Da svolgere:
[1] Restituisci senza modifiche la parte del brano sulla separazione delle carriere che va da "Ieri mattina il" fino a "fase di deliberazione.".
[2] Elenca tutti i nomi di giorni della settimana e di mesi che compaiono nel brano sulla separazione delle carriere.
[3] Prosegui il brano sulla separazione delle carriere a partire dal punto in cui si interrompe.
======== Brano da leggere
Separazione delle carriere, c’è il via libera del Senato

Ieri mattina il via libera dell’Aula del Senato all’articolo 2 del ddl sulla riforma costituzionale della separazione delle carriere dei magistrati. Il testo modifica l’articolo 102 della Costituzione precisando che le norme riguardanti la magistratura “disciplinano altresì le distinte carriere dei magistrati giudicanti e requirenti”. Tutte respinte, in precedenza, le proposte emendative delle opposizioni. Il dibattito riprenderà martedì, dopo che una nuova capigruppo deciderà il calendario dei lavori e quindi, di conseguenza, se prevedere un contingentamento dei tempi, negli ultimi giorni scongiurato benché sia stato applicato il cosiddetto ‘canguro’. L’approvazione definitiva è comunque prevista entro le prime due settimane di luglio. Il testo poi verrà discusso alla Camera da settembre con l’inizio della seconda fase di deliberazione.
================
======== Materiale estratto
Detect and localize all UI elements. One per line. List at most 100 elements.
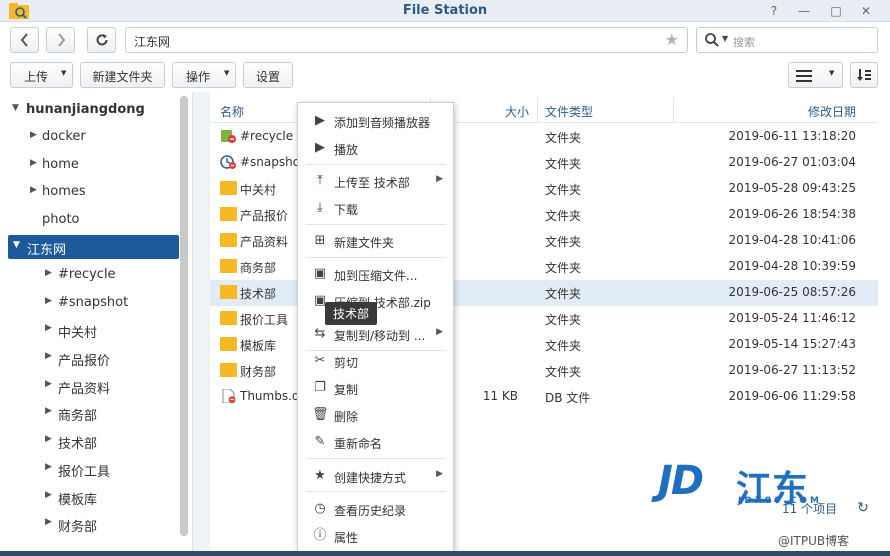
- caret-down-icon: ▼: [829, 69, 835, 77]
- watermark-credit: @ITPUB博客: [778, 534, 850, 548]
- menu-separator: [306, 257, 446, 258]
- forward-button[interactable]: [46, 27, 75, 53]
- context-menu: ▶ 添加到音频播放器 ▶ 播放 ⤒ 上传至 技术部 ▶ ⤓ 下载 ⊞ 新建文件夹…: [297, 102, 454, 552]
- view-mode-button[interactable]: ▼: [788, 62, 843, 88]
- caret-right-icon: ▶: [30, 158, 37, 168]
- upload-button[interactable]: 上传 ▼: [10, 62, 73, 88]
- menu-item-create-shortcut[interactable]: ★ 创建快捷方式 ▶: [298, 463, 453, 489]
- panel-splitter[interactable]: [192, 92, 210, 556]
- caret-right-icon: ▶: [45, 268, 52, 278]
- maximize-button[interactable]: □: [828, 3, 844, 19]
- folder-tree: ▼ hunanjiangdong ▶ docker ▶ home ▶ homes…: [0, 92, 192, 556]
- info-icon: ⓘ: [313, 528, 327, 543]
- tree-child-finance[interactable]: ▶ 财务部: [0, 512, 180, 536]
- tree-child-pricing[interactable]: ▶ 产品报价: [0, 346, 180, 370]
- tree-item-jiangdong[interactable]: ▼ 江东网: [8, 235, 179, 259]
- folder-icon: [220, 259, 237, 273]
- menu-item-delete[interactable]: 🗑 删除: [298, 402, 453, 428]
- toolbar: 上传 ▼ 新建文件夹 操作 ▼ 设置 ▼: [0, 58, 890, 92]
- tree-child-product-docs[interactable]: ▶ 产品资料: [0, 374, 180, 398]
- sidebar-scrollbar[interactable]: [180, 96, 188, 536]
- tree-child-snapshot[interactable]: ▶ #snapshot: [0, 291, 180, 315]
- menu-separator: [306, 458, 446, 459]
- column-name[interactable]: 名称: [220, 103, 244, 120]
- back-button[interactable]: [10, 27, 39, 53]
- path-bar[interactable]: 江东网 ★: [125, 27, 688, 53]
- tree-child-tech[interactable]: ▶ 技术部: [0, 429, 180, 453]
- tree-item-home[interactable]: ▶ home: [0, 153, 180, 177]
- folder-icon: [220, 207, 237, 221]
- menu-item-upload-to[interactable]: ⤒ 上传至 技术部 ▶: [298, 168, 453, 194]
- menu-item-add-to-audio-player[interactable]: ▶ 添加到音频播放器: [298, 108, 453, 134]
- new-folder-button[interactable]: 新建文件夹: [80, 62, 165, 88]
- action-label: 操作: [186, 70, 211, 84]
- folder-icon: [220, 337, 237, 351]
- submenu-arrow-icon: ▶: [436, 469, 443, 479]
- navigation-bar: 江东网 ★ ▼ 搜索: [0, 22, 890, 58]
- menu-item-history[interactable]: ◷ 查看历史纪录: [298, 496, 453, 522]
- minimize-button[interactable]: —: [796, 3, 812, 19]
- help-button[interactable]: ?: [766, 3, 782, 19]
- sort-button[interactable]: [850, 62, 878, 88]
- caret-right-icon: ▶: [45, 406, 52, 416]
- pencil-icon: ✎: [314, 434, 326, 449]
- folder-icon: [220, 363, 237, 377]
- caret-down-icon: ▼: [224, 69, 230, 77]
- tree-child-zhongguancun[interactable]: ▶ 中关村: [0, 318, 180, 342]
- submenu-arrow-icon: ▶: [436, 327, 443, 337]
- caret-down-icon: ▼: [13, 240, 20, 250]
- menu-item-rename[interactable]: ✎ 重新命名: [298, 429, 453, 455]
- folder-icon: [220, 311, 237, 325]
- tree-item-docker[interactable]: ▶ docker: [0, 125, 180, 149]
- menu-separator: [306, 491, 446, 492]
- column-size[interactable]: 大小: [505, 103, 529, 120]
- menu-item-add-to-archive[interactable]: ▣ 加到压缩文件...: [298, 261, 453, 287]
- tree-child-quote-tools[interactable]: ▶ 报价工具: [0, 457, 180, 481]
- tree-item-homes[interactable]: ▶ homes: [0, 180, 180, 204]
- action-button[interactable]: 操作 ▼: [172, 62, 236, 88]
- tree-child-recycle[interactable]: ▶ #recycle: [0, 263, 180, 287]
- tooltip: 技术部: [325, 302, 378, 325]
- upload-label: 上传: [24, 70, 49, 84]
- column-divider: [673, 97, 674, 123]
- trash-icon: 🗑: [312, 407, 329, 422]
- settings-button[interactable]: 设置: [243, 62, 293, 88]
- download-icon: ⤓: [317, 200, 323, 215]
- menu-item-new-folder[interactable]: ⊞ 新建文件夹: [298, 228, 453, 254]
- caret-right-icon: ▶: [45, 379, 52, 389]
- menu-item-play[interactable]: ▶ 播放: [298, 135, 453, 161]
- chevron-down-icon[interactable]: ▼: [722, 34, 728, 43]
- watermark-logo: JD 江东 JDX86.COM: [658, 458, 822, 510]
- clock-icon: ◷: [314, 501, 326, 516]
- tree-child-business[interactable]: ▶ 商务部: [0, 401, 180, 425]
- list-view-icon: [796, 70, 812, 82]
- menu-item-properties[interactable]: ⓘ 属性: [298, 523, 453, 549]
- window-title: File Station: [402, 3, 488, 18]
- menu-item-copy[interactable]: ❐ 复制: [298, 375, 453, 401]
- snapshot-folder-icon: [220, 155, 236, 169]
- play-icon: ▶: [315, 113, 325, 128]
- caret-right-icon: ▶: [45, 434, 52, 444]
- menu-item-download[interactable]: ⤓ 下载: [298, 195, 453, 221]
- sort-icon: [857, 69, 871, 81]
- caret-right-icon: ▶: [45, 323, 52, 333]
- search-input[interactable]: ▼ 搜索: [696, 27, 878, 53]
- column-type[interactable]: 文件类型: [545, 103, 593, 120]
- caret-down-icon: ▼: [61, 69, 67, 77]
- refresh-button[interactable]: [87, 27, 116, 53]
- column-modified[interactable]: 修改日期: [808, 103, 856, 120]
- list-scrollbar[interactable]: [878, 97, 890, 507]
- star-icon[interactable]: ★: [665, 30, 679, 49]
- menu-separator: [306, 164, 446, 165]
- refresh-icon[interactable]: ↻: [852, 500, 874, 520]
- settings-label: 设置: [255, 70, 280, 84]
- tree-item-photo[interactable]: photo: [0, 208, 180, 232]
- archive-icon: ▣: [313, 266, 327, 281]
- tree-child-templates[interactable]: ▶ 模板库: [0, 485, 180, 509]
- scissors-icon: ✂: [314, 353, 326, 368]
- close-button[interactable]: ✕: [858, 3, 874, 19]
- folder-icon: [220, 181, 237, 195]
- menu-item-cut[interactable]: ✂ 剪切: [298, 348, 453, 374]
- tree-root[interactable]: ▼ hunanjiangdong: [0, 98, 180, 122]
- caret-right-icon: ▶: [45, 296, 52, 306]
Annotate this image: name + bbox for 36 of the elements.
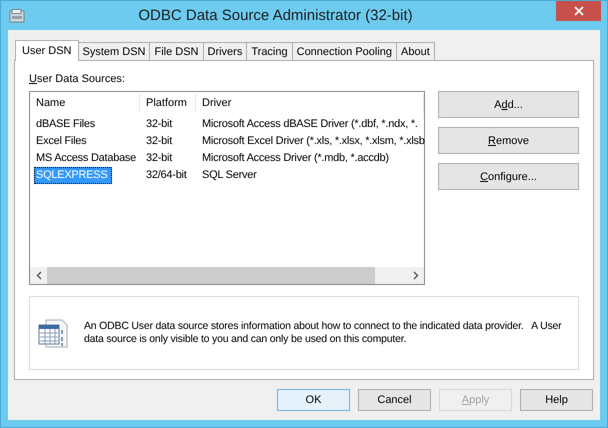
close-icon (574, 6, 584, 16)
scroll-left-icon[interactable] (36, 271, 42, 280)
tab[interactable]: Tracing (246, 42, 293, 60)
action-button[interactable]: Add... (438, 91, 579, 118)
dialog-button[interactable]: OK (277, 389, 350, 411)
action-button[interactable]: Configure... (438, 163, 579, 190)
table-cell-text: 32-bit (145, 117, 174, 132)
window-title: ODBC Data Source Administrator (32-bit) (138, 6, 413, 26)
dialog-button[interactable]: Help (520, 389, 593, 411)
data-source-list[interactable] (29, 91, 425, 285)
table-cell[interactable]: dBASE Files (30, 116, 140, 133)
column-header[interactable]: Name (30, 94, 140, 113)
tab[interactable]: About (396, 42, 435, 60)
table-cell[interactable]: Excel Files (30, 133, 140, 150)
table-cell-text: Microsoft Access Driver (*.mdb, *.accdb) (201, 151, 390, 166)
scroll-right-icon[interactable] (412, 271, 418, 280)
table-cell-text: SQL Server (201, 168, 258, 183)
horizontal-scrollbar[interactable] (30, 267, 424, 284)
table-document-icon (38, 317, 70, 349)
tab[interactable]: System DSN (78, 42, 150, 60)
tab[interactable]: User DSN (15, 40, 79, 61)
table-cell-text: 32-bit (145, 151, 174, 166)
tab[interactable]: Connection Pooling (292, 42, 398, 60)
table-cell-text: Microsoft Excel Driver (*.xls, *.xlsx, *.xlsm, *.xlsb (201, 134, 425, 149)
list-label: User Data Sources: (29, 73, 126, 87)
action-button[interactable]: Remove (438, 127, 579, 154)
table-cell-text: Microsoft Access dBASE Driver (*.dbf, *.ndx, *. (201, 117, 419, 132)
column-header[interactable]: Driver (196, 94, 424, 113)
close-button[interactable] (556, 1, 601, 21)
table-cell-text: 32-bit (145, 134, 174, 149)
info-text: An ODBC User data source stores information about how to connect to the indicated data provider. A User data source is only visible to you and can only be used on this computer. (84, 320, 562, 346)
table-cell[interactable]: MS Access Database (30, 150, 140, 167)
app-icon (9, 9, 25, 23)
dialog-button[interactable]: Cancel (358, 389, 431, 411)
table-cell-text: 32/64-bit (145, 168, 188, 183)
column-header[interactable]: Platform (140, 94, 196, 113)
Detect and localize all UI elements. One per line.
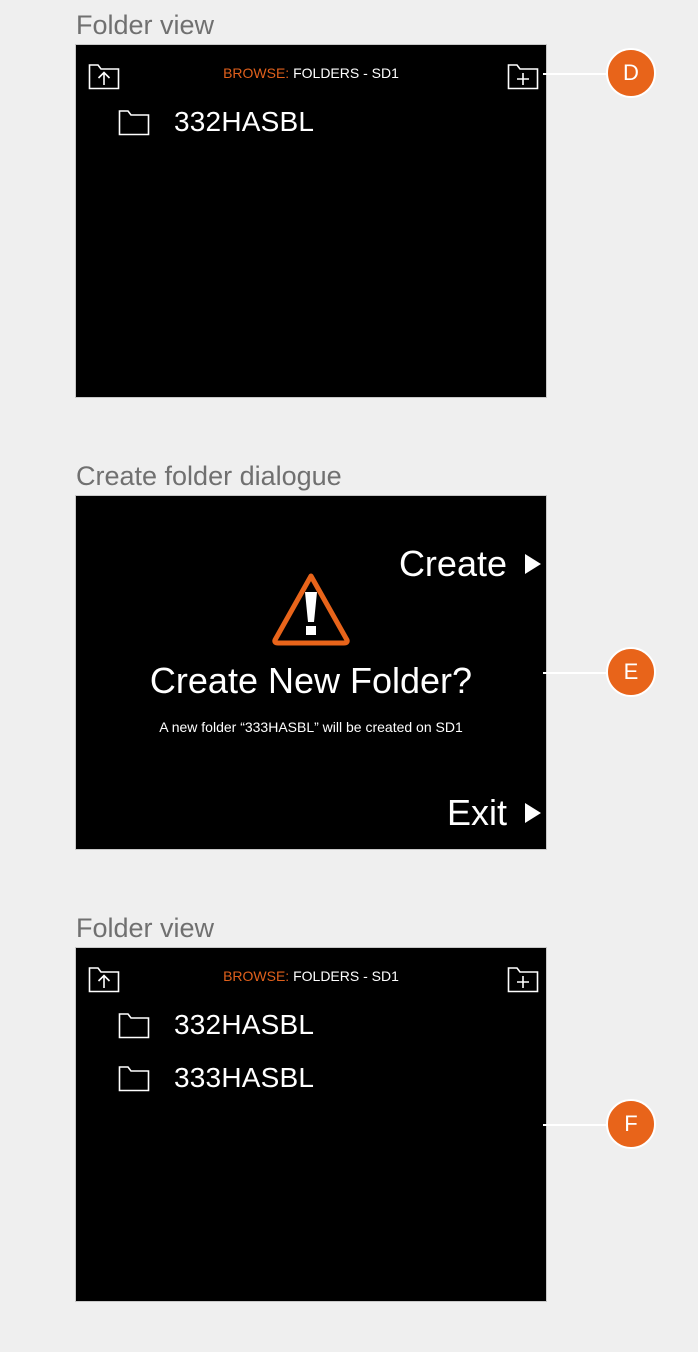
================
Risposte ai compiti:
[1]
Ieri mattina il via libera dell’Aula del Senato all’articolo 2 del ddl sulla riforma costituzionale della separazione delle carriere dei magistrati. Il testo modifica l’articolo 102 della Costituzione precisando che le norme riguardanti la magistratura “disciplinano altresì le distinte carriere dei magistrati giudicanti e requirenti”. Tutte respinte, in precedenza, le proposte emendative delle opposizioni. Il dibattito riprenderà martedì, dopo che una nuova capigruppo deciderà il calendario dei lavori e quindi, di conseguenza, se prevedere un contingentamento dei tempi, negli ultimi giorni scongiurato benché sia stato applicato il cosiddetto ‘canguro’. L’approvazione definitiva è comunque prevista entro le prime due settimane di luglio. Il testo poi verrà discusso alla Camera da settembre con l’inizio della seconda fase di deliberazione.

[2] martedì, luglio, settembre

[3]
Il risultato di ieri è scontato, ma rappresenta comunque una tappa importante per i sostenitori della riforma. “Oggi (ieri, ndr) abbiamo mosso un altro, decisivo passo verso quel cambiamento epocale che renderà concreti, anche per l’Italia, i presupposti del giusto processo. Forza Italia persegue da sempre questo obiettivo e sente che questa è davvero la volta buona per raggiungerlo e realizzarlo”, ha dichiarato il viceministro della Giustizia, Francesco Paolo Sisto. Ha ribadito il vicepremier Antonio Tajani: “Non è un segnale contro i magistrati, ma esalta il ruolo del giudice: vogliamo che i magistrati non siano divisi per categorie politiche, perché danno un servizio al cittadino e quindi è importante la non politicizzazione. Basta con le correnti”. Soddisfazione anche da parte di Massimiliano Romeo e Riccardo Molinari, capigruppo della Lega al Senato e alla Camera: “Il via libera arrivato dal Senato alla separazione delle carriere dei magistrati rappresenta un importante passo in avanti per tutti. Un’imparzialità che la Lega chiede da tempo, e che restituirà all’intera categoria dei magistrati credibilità agli occhi dell’opinione pubblica. Solamente se i cittadini torneranno a credere alla terzietà dei giudici, torneranno a credere anche nella giustizia”. Addirittura di “alba di una nuova civiltà” ha parlato il vicepresidente della Camera dei deputati Fabio Rampelli di Fratelli d’Italia.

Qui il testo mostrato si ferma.